> **YOUR INSTRUCTIONS**:
Identify the lines holding "Area" and copy them.

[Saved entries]

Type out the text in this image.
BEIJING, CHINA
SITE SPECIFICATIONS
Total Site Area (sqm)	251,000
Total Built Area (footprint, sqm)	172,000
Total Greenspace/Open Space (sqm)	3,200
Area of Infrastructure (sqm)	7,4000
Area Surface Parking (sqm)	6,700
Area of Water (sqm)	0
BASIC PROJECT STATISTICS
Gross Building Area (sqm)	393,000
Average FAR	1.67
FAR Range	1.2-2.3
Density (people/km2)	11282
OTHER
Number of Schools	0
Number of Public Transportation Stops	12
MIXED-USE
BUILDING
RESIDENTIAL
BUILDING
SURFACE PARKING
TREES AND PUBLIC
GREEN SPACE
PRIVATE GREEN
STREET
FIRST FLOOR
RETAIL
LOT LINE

> **ANSWER TO THE EXERCISE**:
Total Site Area (sqm)	251,000
Total Built Area (footprint, sqm)	172,000
Area of Infrastructure (sqm)	7,4000
Area Surface Parking (sqm)	6,700
Area of Water (sqm)	0
Gross Building Area (sqm)	393,000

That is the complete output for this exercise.